[Short task]
Where a line of the material contains the string "الصحابي", copy that line.

****

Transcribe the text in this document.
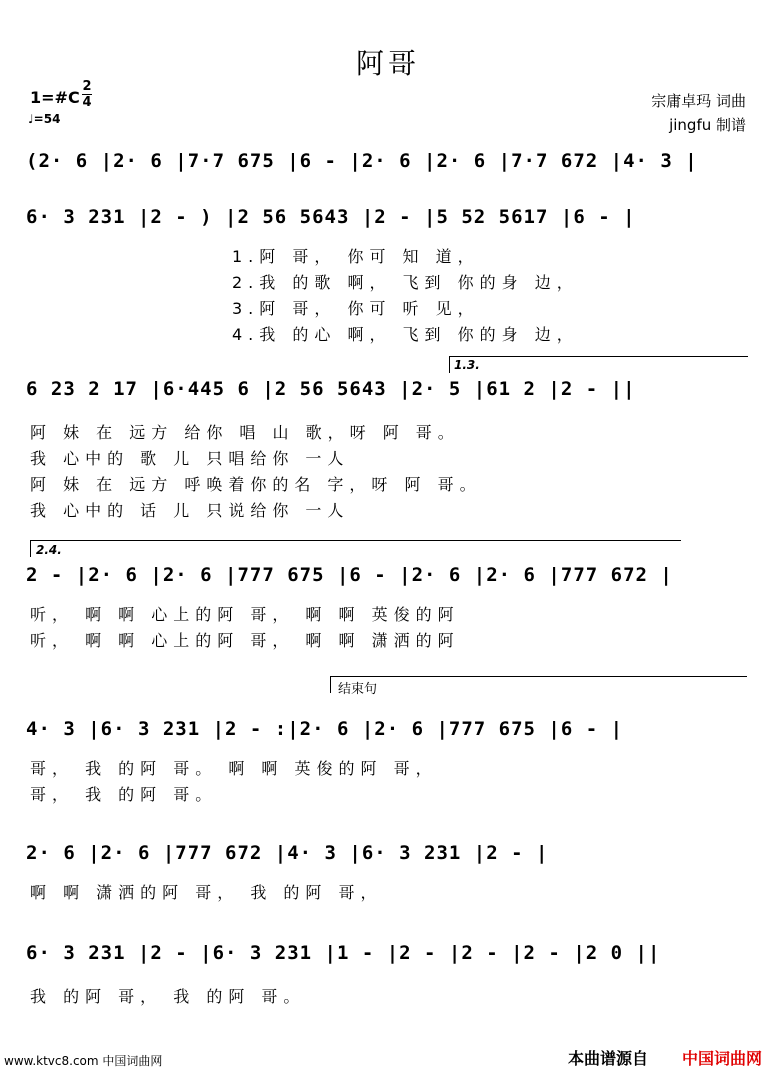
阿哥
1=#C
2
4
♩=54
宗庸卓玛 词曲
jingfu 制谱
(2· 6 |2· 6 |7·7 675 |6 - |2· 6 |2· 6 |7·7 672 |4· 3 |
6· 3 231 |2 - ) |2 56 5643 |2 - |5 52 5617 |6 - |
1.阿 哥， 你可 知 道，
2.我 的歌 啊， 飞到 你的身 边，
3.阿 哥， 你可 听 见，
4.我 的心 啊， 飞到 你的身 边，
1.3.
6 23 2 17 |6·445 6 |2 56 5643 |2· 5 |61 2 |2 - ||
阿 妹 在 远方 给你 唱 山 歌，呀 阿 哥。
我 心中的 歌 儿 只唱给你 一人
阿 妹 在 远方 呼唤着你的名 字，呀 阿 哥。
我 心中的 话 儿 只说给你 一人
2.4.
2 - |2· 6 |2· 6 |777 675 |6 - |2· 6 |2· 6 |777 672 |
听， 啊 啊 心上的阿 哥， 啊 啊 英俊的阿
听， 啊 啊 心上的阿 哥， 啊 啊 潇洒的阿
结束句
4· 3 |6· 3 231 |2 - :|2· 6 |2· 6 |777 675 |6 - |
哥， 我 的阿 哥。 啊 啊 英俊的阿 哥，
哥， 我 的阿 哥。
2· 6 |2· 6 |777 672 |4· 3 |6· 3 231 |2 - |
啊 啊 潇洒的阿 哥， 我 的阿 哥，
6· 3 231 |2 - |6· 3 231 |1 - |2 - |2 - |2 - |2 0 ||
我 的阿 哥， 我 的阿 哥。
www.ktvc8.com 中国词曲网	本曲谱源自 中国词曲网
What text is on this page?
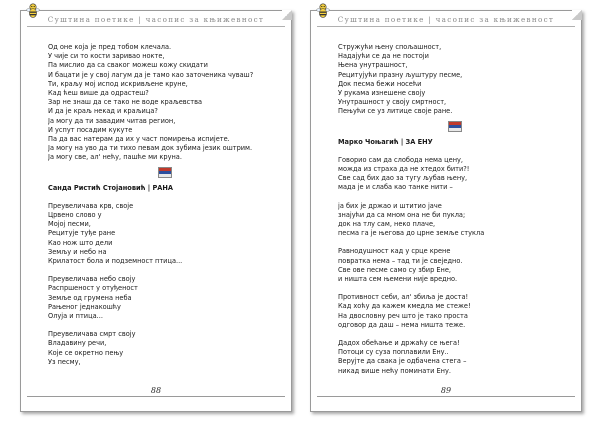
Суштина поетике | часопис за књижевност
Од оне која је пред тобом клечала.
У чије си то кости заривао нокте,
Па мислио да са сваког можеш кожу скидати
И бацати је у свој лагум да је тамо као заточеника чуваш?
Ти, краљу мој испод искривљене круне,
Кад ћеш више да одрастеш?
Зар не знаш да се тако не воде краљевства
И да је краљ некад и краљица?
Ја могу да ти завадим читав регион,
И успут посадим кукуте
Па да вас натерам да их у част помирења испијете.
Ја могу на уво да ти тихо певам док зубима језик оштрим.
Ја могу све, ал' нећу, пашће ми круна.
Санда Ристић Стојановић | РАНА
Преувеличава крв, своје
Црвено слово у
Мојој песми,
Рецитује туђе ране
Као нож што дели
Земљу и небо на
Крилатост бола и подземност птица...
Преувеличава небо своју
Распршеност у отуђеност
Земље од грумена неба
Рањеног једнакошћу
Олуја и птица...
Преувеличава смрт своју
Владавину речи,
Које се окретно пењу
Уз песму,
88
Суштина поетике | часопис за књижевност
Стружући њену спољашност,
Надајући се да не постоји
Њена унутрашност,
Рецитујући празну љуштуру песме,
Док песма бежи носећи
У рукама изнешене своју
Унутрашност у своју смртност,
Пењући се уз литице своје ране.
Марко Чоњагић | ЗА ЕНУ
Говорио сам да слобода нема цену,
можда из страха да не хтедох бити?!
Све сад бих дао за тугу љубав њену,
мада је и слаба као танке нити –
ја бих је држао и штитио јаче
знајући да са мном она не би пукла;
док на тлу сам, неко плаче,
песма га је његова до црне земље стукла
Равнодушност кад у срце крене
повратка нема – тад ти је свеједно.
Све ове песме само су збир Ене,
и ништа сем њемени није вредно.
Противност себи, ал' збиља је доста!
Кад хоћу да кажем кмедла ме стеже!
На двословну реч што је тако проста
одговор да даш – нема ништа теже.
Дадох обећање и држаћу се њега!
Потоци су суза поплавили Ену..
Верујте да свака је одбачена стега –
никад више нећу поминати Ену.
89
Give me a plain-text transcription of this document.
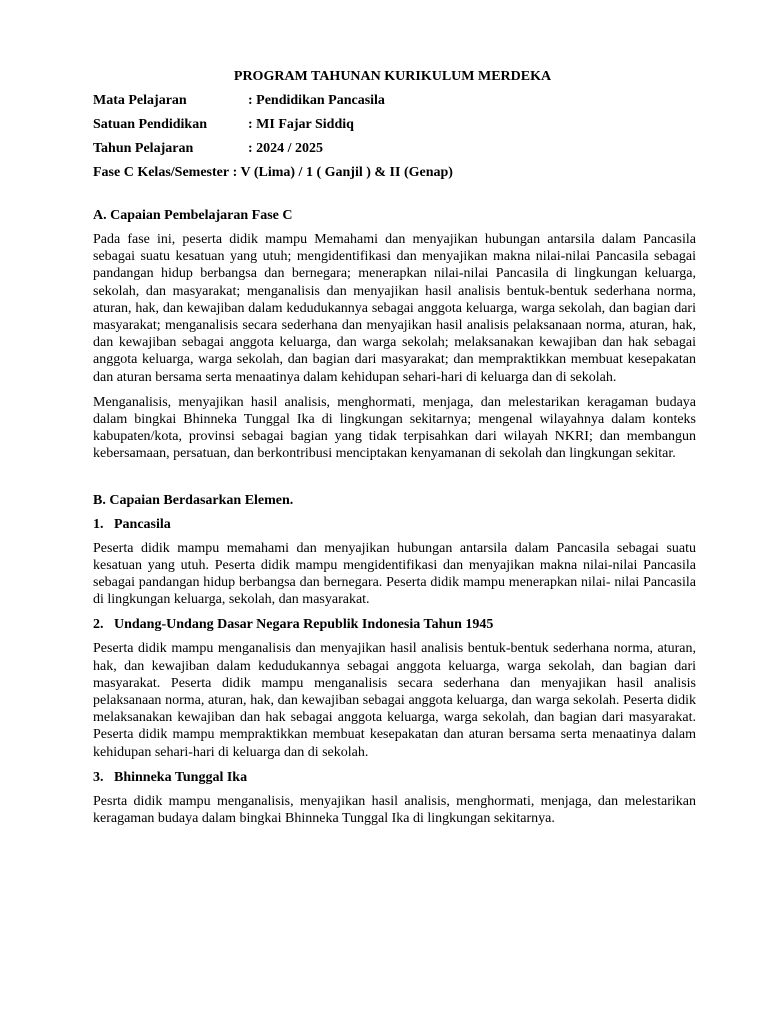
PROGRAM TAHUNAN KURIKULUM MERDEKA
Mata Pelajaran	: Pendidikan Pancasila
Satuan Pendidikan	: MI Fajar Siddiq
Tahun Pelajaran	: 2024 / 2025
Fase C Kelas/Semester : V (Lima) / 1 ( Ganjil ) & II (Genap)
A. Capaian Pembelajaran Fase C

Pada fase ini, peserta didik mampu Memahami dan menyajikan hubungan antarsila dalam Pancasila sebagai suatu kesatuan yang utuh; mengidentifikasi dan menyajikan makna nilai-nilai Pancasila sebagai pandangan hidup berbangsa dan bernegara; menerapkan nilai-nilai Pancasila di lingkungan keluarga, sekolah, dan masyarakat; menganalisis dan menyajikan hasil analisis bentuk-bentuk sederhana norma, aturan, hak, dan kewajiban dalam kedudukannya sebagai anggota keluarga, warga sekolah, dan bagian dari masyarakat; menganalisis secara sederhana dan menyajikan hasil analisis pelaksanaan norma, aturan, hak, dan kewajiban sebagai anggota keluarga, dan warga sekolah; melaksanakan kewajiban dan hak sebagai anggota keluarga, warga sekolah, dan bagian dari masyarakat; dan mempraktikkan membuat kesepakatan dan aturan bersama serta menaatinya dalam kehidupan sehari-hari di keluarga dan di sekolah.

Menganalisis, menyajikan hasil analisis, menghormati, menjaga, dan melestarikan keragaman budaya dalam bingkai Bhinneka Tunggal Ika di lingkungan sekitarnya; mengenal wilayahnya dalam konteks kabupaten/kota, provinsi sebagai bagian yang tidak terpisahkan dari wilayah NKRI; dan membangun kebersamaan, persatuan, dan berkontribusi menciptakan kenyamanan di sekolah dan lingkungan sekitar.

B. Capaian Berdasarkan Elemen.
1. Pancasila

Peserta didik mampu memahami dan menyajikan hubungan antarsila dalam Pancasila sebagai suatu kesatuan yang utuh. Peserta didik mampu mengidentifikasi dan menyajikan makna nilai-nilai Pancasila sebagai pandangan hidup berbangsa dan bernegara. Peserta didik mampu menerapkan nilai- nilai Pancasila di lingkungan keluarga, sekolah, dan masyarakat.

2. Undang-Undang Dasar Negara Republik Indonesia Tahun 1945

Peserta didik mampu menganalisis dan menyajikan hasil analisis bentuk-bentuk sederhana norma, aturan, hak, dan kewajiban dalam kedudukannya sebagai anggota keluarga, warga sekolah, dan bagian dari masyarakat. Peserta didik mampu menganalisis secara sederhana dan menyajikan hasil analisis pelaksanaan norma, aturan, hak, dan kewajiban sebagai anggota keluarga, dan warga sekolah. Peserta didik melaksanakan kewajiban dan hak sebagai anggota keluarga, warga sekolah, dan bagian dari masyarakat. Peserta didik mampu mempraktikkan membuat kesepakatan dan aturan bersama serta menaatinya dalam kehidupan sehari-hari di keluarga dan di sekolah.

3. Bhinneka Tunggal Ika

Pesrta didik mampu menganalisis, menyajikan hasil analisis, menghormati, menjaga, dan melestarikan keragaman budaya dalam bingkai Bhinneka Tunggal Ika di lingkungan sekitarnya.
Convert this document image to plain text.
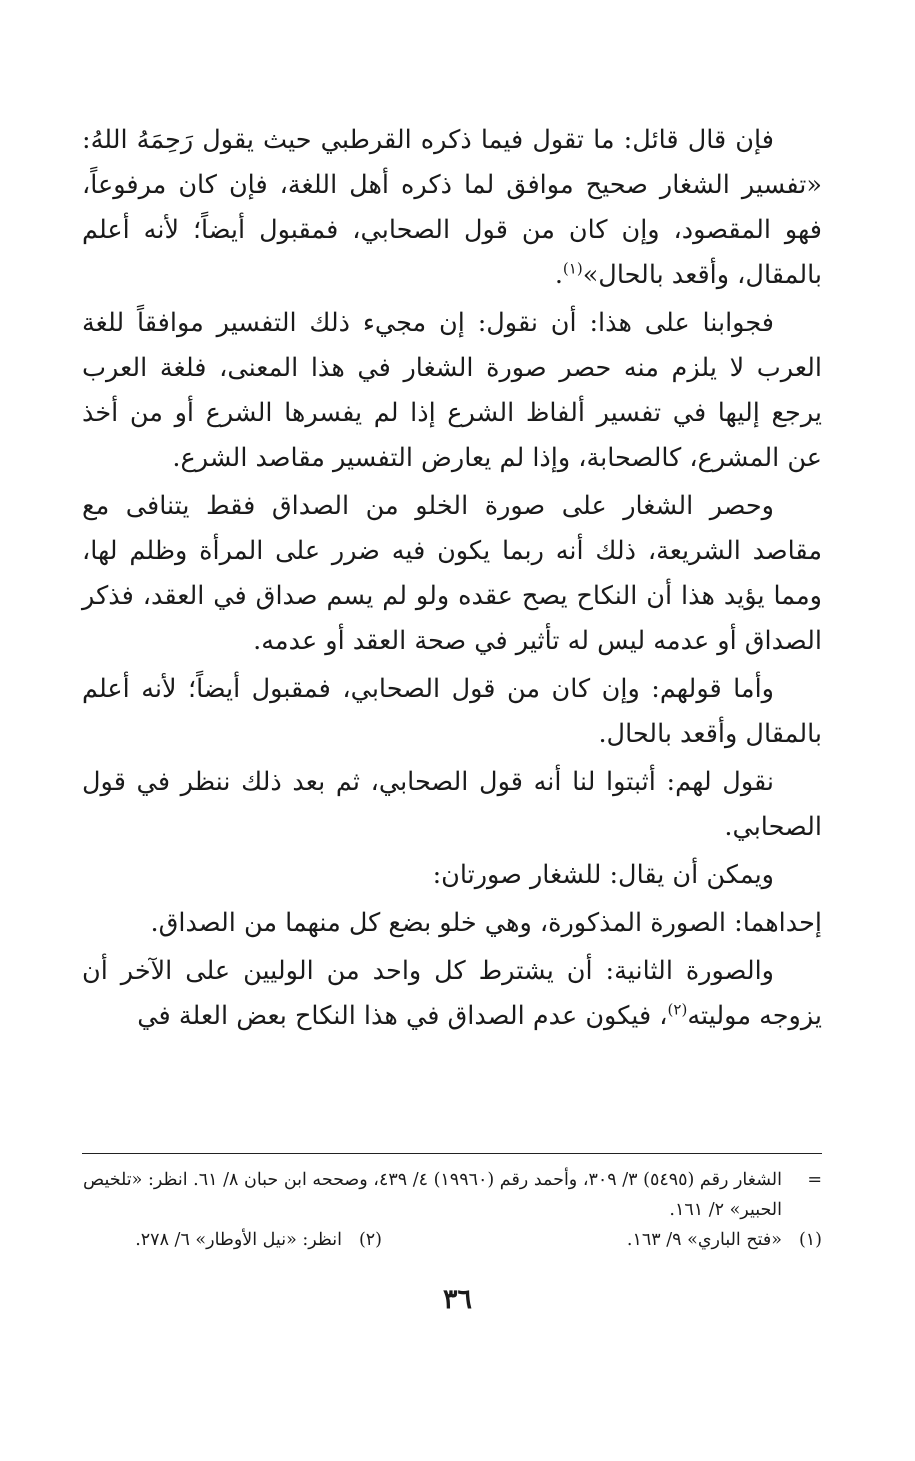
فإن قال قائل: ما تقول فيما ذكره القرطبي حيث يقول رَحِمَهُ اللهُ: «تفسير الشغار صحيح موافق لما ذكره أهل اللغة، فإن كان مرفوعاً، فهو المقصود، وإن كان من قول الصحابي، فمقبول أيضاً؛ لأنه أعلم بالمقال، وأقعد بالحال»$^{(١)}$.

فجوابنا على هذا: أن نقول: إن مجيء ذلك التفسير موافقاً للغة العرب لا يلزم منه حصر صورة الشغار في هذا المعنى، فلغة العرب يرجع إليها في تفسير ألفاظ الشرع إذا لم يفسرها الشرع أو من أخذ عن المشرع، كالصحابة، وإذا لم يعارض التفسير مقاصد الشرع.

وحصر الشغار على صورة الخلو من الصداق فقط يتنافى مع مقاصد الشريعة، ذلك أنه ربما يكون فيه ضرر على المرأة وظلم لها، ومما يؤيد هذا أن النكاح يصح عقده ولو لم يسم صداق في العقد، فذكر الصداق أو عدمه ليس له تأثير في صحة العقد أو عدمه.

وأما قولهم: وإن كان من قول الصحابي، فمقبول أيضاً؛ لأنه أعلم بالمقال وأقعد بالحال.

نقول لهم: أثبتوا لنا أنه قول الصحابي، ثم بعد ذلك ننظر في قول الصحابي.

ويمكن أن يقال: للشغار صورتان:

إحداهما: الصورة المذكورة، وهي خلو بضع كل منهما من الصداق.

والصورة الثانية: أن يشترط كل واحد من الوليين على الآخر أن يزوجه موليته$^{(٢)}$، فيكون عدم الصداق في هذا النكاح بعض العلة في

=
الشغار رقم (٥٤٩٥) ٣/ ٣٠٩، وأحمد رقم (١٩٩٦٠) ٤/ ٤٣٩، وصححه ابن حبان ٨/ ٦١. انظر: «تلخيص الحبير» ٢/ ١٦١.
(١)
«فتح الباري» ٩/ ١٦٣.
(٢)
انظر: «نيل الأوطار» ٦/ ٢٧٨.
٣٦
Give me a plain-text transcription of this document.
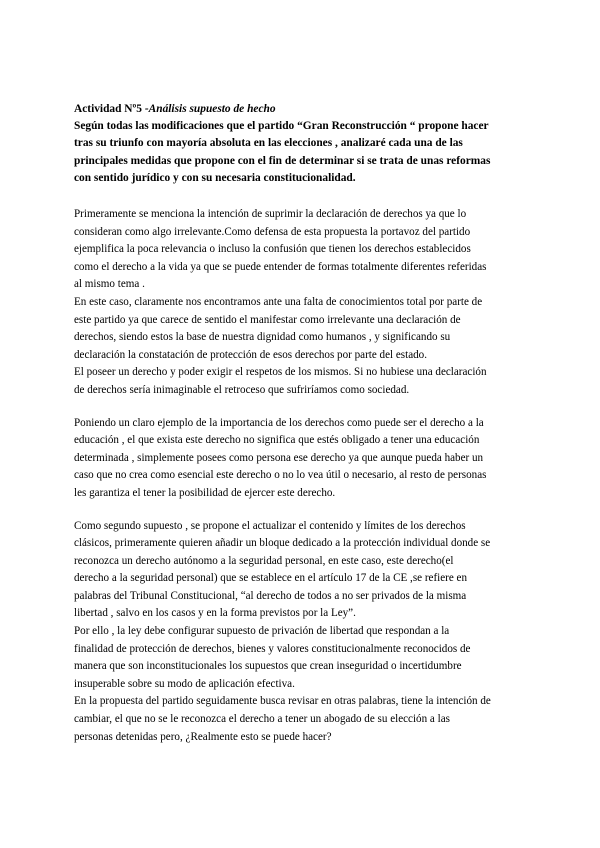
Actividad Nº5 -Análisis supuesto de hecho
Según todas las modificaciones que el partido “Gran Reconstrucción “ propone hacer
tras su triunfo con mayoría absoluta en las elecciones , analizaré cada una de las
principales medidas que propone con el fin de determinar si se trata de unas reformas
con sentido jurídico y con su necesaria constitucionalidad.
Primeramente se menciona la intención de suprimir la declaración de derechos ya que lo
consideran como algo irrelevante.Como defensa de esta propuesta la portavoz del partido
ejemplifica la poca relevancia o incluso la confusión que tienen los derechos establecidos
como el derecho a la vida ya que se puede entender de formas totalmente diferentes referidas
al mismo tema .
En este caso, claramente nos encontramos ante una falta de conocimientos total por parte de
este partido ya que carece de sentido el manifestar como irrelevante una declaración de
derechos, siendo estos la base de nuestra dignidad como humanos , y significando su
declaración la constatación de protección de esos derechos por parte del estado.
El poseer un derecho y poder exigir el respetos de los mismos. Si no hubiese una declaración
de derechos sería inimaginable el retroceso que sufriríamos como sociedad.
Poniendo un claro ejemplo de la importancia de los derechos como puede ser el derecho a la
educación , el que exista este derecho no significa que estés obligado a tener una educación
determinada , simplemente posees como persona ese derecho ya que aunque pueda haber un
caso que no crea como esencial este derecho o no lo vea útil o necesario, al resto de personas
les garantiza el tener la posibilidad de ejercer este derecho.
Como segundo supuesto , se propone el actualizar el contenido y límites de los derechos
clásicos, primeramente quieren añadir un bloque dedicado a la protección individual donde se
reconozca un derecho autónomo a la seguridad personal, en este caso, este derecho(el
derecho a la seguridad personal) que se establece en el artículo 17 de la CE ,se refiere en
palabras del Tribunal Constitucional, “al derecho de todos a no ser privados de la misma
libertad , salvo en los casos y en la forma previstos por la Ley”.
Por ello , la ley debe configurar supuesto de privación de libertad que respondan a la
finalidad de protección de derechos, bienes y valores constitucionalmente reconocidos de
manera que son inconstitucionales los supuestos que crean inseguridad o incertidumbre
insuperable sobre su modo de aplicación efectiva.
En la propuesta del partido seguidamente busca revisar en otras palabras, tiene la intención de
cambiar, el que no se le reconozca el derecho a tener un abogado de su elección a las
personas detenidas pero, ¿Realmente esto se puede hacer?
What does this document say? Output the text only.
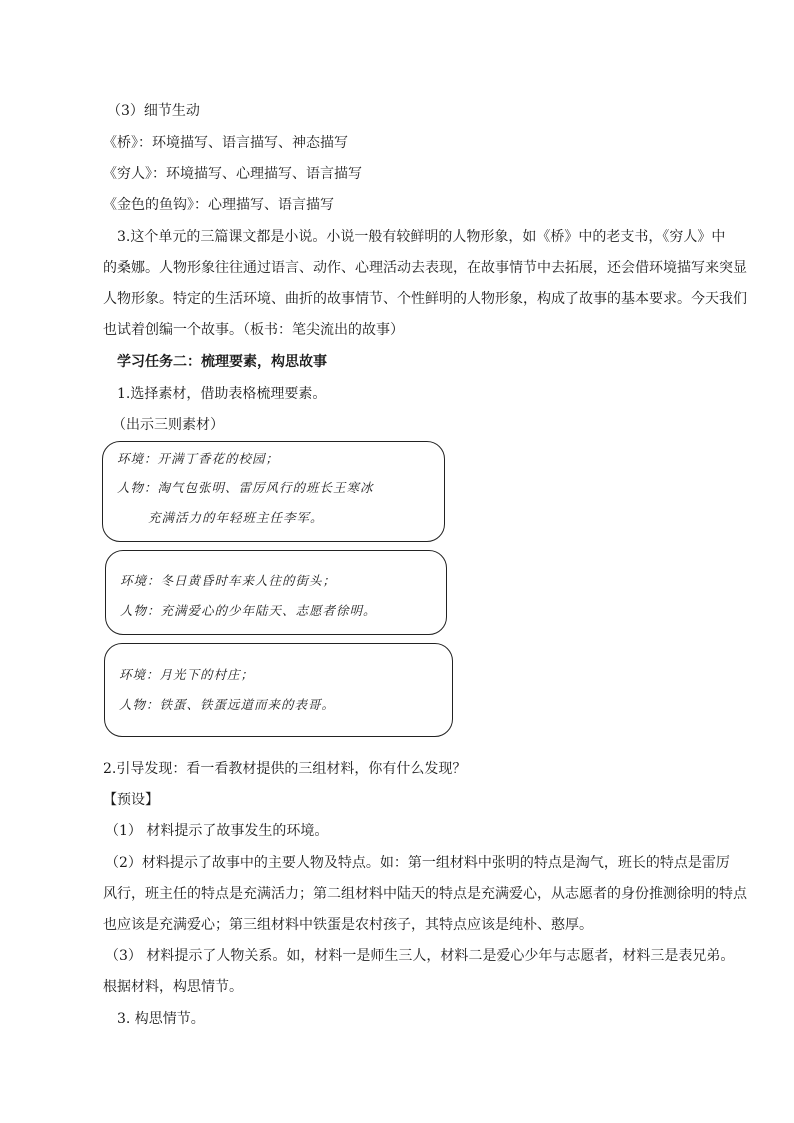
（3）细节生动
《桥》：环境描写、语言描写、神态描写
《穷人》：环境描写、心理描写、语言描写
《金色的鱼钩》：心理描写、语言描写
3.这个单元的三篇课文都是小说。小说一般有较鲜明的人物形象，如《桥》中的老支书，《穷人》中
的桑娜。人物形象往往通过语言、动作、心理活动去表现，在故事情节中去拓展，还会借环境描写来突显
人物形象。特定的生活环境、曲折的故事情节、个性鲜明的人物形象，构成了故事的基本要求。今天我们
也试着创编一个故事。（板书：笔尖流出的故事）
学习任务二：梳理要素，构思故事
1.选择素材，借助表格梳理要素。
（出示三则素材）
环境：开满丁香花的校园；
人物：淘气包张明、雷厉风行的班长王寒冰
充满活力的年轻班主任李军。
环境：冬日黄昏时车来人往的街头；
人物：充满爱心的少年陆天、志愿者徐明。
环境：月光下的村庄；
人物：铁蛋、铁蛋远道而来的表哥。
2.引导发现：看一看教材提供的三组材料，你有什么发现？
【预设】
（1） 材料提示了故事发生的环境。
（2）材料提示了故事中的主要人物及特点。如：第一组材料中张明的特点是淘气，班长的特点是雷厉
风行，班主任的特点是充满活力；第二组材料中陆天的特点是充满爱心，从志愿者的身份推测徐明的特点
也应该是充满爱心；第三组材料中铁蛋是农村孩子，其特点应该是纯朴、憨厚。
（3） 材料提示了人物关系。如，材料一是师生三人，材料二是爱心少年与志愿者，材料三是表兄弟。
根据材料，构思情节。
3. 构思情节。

****

[Answer to this problem]
فإن قال قائل: ما تقول فيما ذكره القرطبي حيث يقول رَحِمَهُ اللهُ: «تفسير الشغار صحيح موافق لما ذكره أهل اللغة، فإن كان مرفوعاً، فهو المقصود، وإن كان من قول الصحابي، فمقبول أيضاً؛ لأنه أعلم بالمقال، وأقعد بالحال»$^{(١)}$.
وأما قولهم: وإن كان من قول الصحابي، فمقبول أيضاً؛ لأنه أعلم بالمقال وأقعد بالحال.
نقول لهم: أثبتوا لنا أنه قول الصحابي، ثم بعد ذلك ننظر في قول الصحابي.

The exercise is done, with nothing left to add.